§ PAGE EXCERPT:
Camden Road Hostel is one of a suite of temporary accommodation projects forming a key part of Camden Council’s Community Investment Programme. Replacing substandard bedrooms for those in immediate need of safe and secure housing, Camden Road Hostel – together with projects at Chester Road and the Godwin & Crowndale Estate – will also act as pilots for the council’s rollout of volumetric modular construction. 

The building sits on the edge of the Camden Square facing the busy Camden Road, and will replace an existing hostel building which is no longer fit for purpose; a feasibility study determined that retention and refurbishment would result in substandard accommodation. 

Common with many RCKa projects, the arrangement of circulation space encourages social interaction between residents, helping to nurture a sense of community among those who may only be living here for a short space of time. A small seating area next to each front door allows occupants to enjoy views across the landscaped garden, and to keep watch over children playing below. A community room in the rear garden provides informal meeting space, a small kitchen, and an opportunity for informal gatherings.

§ SUPPLIED ENTRIES:
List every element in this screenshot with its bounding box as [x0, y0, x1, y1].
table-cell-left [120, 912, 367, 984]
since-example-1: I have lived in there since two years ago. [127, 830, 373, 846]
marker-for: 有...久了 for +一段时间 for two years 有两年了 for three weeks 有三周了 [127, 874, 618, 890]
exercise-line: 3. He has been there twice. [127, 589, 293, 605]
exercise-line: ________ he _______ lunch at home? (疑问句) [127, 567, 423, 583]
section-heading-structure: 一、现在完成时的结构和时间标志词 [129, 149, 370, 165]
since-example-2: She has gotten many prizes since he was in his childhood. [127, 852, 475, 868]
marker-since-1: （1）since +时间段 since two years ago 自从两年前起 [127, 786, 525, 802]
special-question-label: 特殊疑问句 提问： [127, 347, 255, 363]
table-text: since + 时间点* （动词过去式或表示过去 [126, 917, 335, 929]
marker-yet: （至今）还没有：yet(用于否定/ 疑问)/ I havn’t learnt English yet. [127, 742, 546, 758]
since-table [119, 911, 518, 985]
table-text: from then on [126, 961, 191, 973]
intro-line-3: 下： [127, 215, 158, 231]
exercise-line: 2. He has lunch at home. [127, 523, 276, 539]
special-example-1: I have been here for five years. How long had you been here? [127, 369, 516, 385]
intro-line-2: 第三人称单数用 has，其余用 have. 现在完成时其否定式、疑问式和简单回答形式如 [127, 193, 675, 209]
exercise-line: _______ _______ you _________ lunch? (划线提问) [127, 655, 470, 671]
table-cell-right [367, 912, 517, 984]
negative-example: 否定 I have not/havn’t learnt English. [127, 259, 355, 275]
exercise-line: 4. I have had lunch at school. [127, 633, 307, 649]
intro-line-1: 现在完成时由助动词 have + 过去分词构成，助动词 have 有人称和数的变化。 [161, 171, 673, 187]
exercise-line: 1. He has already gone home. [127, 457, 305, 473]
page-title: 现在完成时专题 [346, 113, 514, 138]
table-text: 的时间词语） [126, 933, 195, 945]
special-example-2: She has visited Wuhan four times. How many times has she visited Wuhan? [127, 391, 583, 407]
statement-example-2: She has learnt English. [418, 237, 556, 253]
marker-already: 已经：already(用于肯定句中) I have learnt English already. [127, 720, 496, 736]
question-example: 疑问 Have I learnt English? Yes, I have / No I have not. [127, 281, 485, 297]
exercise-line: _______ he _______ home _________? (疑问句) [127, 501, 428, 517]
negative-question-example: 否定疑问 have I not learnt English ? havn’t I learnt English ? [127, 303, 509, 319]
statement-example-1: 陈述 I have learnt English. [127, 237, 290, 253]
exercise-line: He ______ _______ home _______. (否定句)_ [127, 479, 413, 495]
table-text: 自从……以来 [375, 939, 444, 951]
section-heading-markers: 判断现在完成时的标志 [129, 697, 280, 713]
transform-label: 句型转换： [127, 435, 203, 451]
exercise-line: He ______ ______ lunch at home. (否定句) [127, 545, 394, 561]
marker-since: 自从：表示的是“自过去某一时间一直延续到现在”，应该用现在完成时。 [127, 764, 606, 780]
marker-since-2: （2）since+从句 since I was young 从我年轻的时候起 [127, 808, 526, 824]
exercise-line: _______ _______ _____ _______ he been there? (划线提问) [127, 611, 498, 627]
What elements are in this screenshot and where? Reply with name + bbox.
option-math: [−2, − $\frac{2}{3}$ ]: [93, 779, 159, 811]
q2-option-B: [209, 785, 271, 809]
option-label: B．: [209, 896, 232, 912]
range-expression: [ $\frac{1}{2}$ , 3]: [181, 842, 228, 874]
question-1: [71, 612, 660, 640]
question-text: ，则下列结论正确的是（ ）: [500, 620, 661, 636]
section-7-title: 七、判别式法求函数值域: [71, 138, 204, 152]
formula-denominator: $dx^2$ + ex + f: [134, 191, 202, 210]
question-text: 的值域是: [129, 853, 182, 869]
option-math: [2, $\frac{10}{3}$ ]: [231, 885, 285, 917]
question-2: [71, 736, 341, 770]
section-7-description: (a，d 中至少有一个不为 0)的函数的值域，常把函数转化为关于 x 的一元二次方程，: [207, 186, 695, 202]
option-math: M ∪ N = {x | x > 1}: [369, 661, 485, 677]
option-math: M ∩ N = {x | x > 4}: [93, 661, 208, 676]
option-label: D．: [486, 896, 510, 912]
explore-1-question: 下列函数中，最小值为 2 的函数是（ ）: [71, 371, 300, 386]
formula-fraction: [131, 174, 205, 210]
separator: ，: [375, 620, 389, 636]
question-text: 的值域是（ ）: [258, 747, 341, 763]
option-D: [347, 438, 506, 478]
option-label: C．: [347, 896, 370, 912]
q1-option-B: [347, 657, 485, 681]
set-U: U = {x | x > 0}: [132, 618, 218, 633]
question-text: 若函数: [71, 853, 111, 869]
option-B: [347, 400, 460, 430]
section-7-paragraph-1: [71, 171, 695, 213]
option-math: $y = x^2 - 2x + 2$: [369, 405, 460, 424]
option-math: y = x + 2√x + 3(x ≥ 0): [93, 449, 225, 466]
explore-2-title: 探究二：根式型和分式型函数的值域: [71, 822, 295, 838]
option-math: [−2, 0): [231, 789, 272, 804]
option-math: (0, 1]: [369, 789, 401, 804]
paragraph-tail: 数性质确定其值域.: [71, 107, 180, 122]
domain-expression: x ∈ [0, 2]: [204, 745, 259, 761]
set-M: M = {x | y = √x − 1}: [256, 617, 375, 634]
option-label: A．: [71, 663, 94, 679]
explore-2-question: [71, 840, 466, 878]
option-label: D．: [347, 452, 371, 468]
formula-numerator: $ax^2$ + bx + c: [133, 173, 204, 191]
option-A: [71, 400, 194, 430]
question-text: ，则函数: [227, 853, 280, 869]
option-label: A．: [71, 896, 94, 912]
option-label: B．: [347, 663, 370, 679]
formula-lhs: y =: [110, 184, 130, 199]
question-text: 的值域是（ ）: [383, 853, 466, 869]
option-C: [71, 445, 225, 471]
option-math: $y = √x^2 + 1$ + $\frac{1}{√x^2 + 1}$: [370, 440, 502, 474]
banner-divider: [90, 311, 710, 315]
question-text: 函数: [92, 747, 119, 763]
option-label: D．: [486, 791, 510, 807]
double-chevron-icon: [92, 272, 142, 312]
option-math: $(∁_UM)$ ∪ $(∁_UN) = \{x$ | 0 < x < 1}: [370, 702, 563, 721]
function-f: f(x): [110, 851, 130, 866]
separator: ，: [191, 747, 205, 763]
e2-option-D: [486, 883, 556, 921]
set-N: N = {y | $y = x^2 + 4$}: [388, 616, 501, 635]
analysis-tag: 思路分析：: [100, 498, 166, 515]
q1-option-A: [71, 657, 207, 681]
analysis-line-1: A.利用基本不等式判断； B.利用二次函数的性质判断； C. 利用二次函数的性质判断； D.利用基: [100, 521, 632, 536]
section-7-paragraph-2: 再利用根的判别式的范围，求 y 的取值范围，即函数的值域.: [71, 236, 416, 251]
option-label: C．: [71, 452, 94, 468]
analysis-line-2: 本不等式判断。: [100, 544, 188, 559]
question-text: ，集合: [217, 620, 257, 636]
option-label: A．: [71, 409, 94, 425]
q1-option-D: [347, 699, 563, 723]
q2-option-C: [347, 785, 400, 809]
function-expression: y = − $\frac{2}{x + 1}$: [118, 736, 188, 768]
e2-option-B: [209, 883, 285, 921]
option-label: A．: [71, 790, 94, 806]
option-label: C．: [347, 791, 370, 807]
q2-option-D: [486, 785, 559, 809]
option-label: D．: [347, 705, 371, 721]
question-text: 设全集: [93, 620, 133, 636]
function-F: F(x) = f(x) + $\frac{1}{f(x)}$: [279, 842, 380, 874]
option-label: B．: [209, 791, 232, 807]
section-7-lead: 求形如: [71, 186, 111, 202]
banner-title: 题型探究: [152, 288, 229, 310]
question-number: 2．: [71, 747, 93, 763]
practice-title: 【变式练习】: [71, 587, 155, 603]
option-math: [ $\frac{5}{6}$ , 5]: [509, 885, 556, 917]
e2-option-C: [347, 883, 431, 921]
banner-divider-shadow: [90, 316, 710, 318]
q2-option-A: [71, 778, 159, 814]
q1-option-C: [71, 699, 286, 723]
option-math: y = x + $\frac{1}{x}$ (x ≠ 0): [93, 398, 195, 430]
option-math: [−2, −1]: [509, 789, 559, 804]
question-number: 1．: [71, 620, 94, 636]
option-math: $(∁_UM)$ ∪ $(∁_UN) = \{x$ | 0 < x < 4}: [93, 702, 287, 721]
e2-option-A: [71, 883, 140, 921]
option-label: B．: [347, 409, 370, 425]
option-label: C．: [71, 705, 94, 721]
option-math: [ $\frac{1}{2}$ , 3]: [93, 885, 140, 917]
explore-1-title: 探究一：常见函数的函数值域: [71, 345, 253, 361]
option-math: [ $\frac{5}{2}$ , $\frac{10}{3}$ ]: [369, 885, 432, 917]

§ WHAT TO WORK ON: Give again the stretch of the Camden Road Hostel text from "The building sits" through "in substandard accommodation.", swapping "feasibility study" for "structural survey". The material shown after the Camden Road Hostel text stands apart from it.

§ OUTPUT FOR THIS EXERCISE:
The building sits on the edge of the Camden Square facing the busy Camden Road, and will replace an existing hostel building which is no longer fit for purpose; a structural survey determined that retention and refurbishment would result in substandard accommodation.